To do> Transcribe the records that follow, preserving every word.

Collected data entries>
========
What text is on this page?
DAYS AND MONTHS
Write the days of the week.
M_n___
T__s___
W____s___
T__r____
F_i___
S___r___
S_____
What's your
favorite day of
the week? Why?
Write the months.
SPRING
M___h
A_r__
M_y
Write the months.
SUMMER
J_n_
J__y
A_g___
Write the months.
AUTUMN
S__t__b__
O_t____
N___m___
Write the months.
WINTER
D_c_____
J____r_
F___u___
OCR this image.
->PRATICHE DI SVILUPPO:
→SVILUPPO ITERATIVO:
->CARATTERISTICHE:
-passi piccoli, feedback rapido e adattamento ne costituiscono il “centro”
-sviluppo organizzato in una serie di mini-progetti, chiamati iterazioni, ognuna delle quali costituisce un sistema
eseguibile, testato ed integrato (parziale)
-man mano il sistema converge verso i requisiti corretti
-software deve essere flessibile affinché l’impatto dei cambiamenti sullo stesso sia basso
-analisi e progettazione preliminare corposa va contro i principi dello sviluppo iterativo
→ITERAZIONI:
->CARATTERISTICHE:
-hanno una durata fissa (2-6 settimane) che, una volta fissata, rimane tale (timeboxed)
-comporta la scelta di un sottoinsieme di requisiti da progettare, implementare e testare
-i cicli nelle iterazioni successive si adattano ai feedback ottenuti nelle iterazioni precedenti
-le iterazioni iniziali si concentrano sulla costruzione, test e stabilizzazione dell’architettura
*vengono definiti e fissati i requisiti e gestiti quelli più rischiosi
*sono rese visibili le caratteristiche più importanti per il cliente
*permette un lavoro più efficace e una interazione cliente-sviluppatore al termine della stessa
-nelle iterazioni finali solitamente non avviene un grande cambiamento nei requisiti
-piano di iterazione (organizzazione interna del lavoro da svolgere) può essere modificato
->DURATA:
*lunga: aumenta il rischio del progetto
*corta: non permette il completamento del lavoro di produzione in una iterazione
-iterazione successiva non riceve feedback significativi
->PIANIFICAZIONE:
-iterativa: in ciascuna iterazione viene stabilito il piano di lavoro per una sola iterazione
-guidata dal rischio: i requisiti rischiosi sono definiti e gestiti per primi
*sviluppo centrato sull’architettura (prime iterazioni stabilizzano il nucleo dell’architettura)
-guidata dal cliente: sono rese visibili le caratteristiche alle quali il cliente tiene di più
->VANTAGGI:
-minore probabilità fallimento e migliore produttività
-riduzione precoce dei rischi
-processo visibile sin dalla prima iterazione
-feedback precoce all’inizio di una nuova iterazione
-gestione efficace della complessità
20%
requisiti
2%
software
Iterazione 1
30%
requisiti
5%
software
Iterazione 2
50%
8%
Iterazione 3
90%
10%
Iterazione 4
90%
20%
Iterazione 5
========
Task output>
What text is on this page?
DAYS AND MONTHS
Write the days of the week.
M_n___
T__s___
W____s___
T__r____
F_i___
S___r___
S_____
What's your
favorite day of
the week? Why?
Write the months.
SPRING
M___h
A_r__
M_y
Write the months.
SUMMER
J_n_
J__y
A_g___
Write the months.
AUTUMN
S__t__b__
O_t____
N___m___
Write the months.
WINTER
D_c_____
J____r_
F___u___
OCR this image.
->PRATICHE DI SVILUPPO:
→SVILUPPO ITERATIVO:
->CARATTERISTICHE:
-passi piccoli, feedback rapido e adattamento ne costituiscono il “centro”
-sviluppo organizzato in una serie di mini-progetti, chiamati iterazioni, ognuna delle quali costituisce un sistema
eseguibile, testato ed integrato (parziale)
-man mano il sistema converge verso i requisiti corretti
-software deve essere flessibile affinché l’impatto dei cambiamenti sullo stesso sia basso
-analisi e progettazione preliminare corposa va contro i principi dello sviluppo iterativo
→ITERAZIONI:
->CARATTERISTICHE:
-hanno una durata fissa (2-6 settimane) che, una volta fissata, rimane tale (timeboxed)
-comporta la scelta di un sottoinsieme di requisiti da progettare, implementare e testare
-i cicli nelle iterazioni successive si adattano ai feedback ottenuti nelle iterazioni precedenti
-le iterazioni iniziali si concentrano sulla costruzione, test e stabilizzazione dell’architettura
*vengono definiti e fissati i requisiti e gestiti quelli più rischiosi
*sono rese visibili le caratteristiche più importanti per il cliente
*permette un lavoro più efficace e una interazione cliente-sviluppatore al termine della stessa
-nelle iterazioni finali solitamente non avviene un grande cambiamento nei requisiti
-piano di iterazione (organizzazione interna del lavoro da svolgere) può essere modificato
->DURATA:
*lunga: aumenta il rischio del progetto
*corta: non permette il completamento del lavoro di produzione in una iterazione
-iterazione successiva non riceve feedback significativi
->PIANIFICAZIONE:
-iterativa: in ciascuna iterazione viene stabilito il piano di lavoro per una sola iterazione
-guidata dal rischio: i requisiti rischiosi sono definiti e gestiti per primi
*sviluppo centrato sull’architettura (prime iterazioni stabilizzano il nucleo dell’architettura)
-guidata dal cliente: sono rese visibili le caratteristiche alle quali il cliente tiene di più
->VANTAGGI:
-minore probabilità fallimento e migliore produttività
-riduzione precoce dei rischi
-processo visibile sin dalla prima iterazione
-feedback precoce all’inizio di una nuova iterazione
-gestione efficace della complessità
20%
requisiti
2%
software
Iterazione 1
30%
requisiti
5%
software
Iterazione 2
50%
8%
Iterazione 3
90%
10%
Iterazione 4
90%
20%
Iterazione 5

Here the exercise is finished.